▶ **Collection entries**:
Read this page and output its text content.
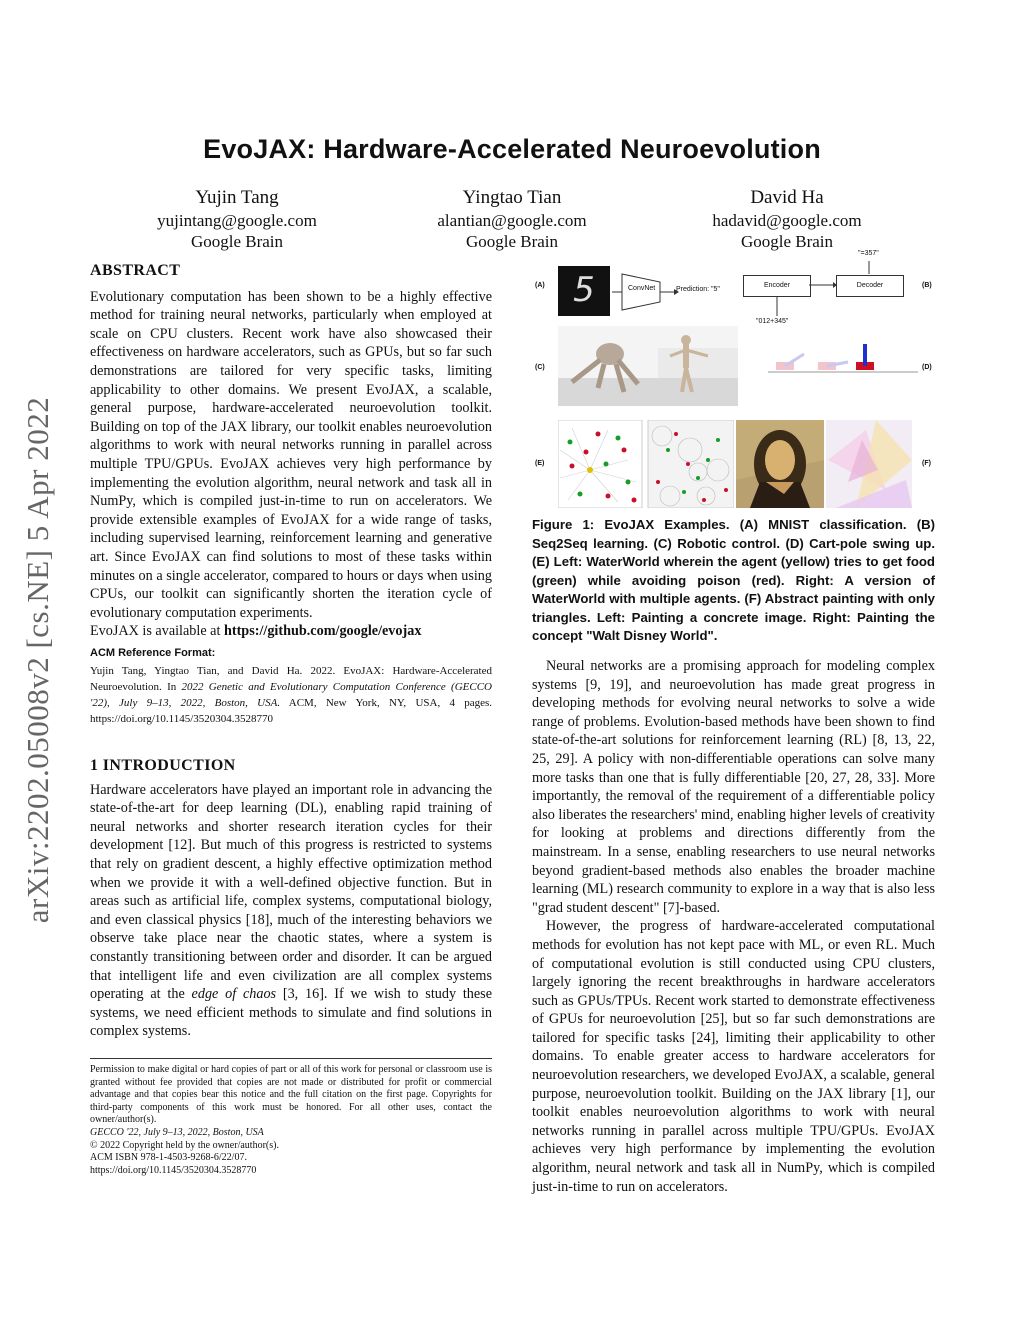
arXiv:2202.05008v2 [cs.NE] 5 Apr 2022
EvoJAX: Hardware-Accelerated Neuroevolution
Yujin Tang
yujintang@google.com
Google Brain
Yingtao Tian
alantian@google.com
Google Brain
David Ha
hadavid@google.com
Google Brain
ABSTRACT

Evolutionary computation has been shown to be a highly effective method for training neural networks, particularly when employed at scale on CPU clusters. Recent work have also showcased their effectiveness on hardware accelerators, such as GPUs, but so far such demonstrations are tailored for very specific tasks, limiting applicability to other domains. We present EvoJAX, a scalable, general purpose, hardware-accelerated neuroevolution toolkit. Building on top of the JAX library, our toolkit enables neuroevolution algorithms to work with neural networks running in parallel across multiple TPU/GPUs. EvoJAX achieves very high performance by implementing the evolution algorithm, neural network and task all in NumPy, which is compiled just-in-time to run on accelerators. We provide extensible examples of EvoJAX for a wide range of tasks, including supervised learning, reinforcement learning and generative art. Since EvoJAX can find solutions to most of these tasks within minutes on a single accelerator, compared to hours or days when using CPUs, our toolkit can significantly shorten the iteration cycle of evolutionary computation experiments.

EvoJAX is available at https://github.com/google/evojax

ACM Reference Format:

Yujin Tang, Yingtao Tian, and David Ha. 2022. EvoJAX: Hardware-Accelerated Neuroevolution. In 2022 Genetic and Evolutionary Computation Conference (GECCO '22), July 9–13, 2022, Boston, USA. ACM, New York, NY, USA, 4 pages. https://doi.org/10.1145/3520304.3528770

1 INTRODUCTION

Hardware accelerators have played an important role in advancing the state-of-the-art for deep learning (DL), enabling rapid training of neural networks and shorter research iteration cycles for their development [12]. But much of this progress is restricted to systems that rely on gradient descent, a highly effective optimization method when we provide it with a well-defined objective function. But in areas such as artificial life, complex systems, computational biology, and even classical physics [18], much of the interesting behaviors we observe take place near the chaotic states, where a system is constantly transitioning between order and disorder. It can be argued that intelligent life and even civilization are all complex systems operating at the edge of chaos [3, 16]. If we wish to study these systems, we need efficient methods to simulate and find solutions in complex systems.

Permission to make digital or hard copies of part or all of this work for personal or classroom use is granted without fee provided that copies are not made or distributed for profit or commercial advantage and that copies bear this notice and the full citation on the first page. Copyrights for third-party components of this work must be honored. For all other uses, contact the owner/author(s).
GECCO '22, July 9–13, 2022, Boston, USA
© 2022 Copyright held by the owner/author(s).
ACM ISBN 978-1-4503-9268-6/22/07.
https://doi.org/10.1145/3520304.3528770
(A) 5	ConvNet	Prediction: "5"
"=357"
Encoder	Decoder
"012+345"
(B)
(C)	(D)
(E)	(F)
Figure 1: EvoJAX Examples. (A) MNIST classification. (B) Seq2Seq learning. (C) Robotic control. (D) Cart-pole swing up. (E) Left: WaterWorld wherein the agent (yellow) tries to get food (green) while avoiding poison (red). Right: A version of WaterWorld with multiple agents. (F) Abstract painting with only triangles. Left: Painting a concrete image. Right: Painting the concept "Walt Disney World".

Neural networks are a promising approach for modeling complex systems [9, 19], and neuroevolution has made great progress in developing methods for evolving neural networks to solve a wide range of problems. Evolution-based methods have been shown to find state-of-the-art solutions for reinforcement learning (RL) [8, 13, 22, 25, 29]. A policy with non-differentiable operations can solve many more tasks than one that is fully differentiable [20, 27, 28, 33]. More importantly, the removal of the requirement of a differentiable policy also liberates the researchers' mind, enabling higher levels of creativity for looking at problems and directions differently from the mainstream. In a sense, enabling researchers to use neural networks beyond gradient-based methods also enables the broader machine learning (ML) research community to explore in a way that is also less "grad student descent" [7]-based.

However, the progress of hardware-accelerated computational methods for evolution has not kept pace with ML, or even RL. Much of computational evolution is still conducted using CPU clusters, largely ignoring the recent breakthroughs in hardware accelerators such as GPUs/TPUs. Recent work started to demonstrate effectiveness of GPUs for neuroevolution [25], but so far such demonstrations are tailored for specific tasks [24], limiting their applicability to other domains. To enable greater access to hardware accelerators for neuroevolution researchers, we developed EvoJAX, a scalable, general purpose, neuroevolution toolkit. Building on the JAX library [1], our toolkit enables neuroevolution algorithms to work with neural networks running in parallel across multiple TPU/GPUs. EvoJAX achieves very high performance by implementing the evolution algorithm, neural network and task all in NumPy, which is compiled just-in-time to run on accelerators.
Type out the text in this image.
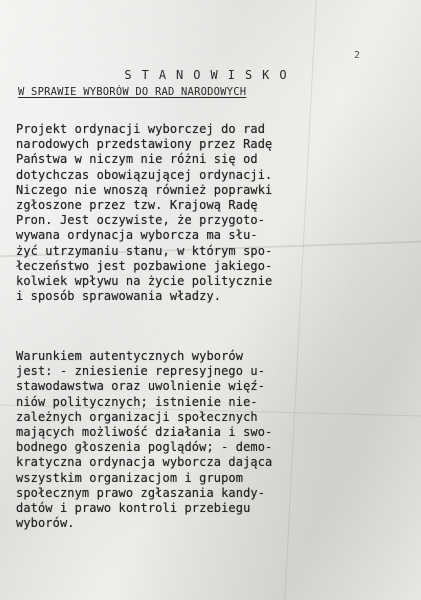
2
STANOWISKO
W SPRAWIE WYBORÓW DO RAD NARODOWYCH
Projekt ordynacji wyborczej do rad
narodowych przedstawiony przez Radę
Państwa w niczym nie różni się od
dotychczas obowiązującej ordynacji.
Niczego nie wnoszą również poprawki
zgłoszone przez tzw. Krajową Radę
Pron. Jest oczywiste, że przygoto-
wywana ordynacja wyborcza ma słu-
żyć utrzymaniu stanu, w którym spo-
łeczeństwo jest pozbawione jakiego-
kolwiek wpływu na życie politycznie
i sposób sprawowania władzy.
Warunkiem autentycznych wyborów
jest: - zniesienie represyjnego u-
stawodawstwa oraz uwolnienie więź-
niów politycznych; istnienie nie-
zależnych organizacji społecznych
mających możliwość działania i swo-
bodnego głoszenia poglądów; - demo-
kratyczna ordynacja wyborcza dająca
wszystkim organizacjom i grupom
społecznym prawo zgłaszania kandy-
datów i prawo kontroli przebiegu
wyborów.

▶ **YOUR TASK**: Every line in the data above that contains "ordynacji" needs to be copied.

▶ **EXERCISE RESPONSE**:
Projekt ordynacji wyborczej do rad
dotychczas obowiązującej ordynacji.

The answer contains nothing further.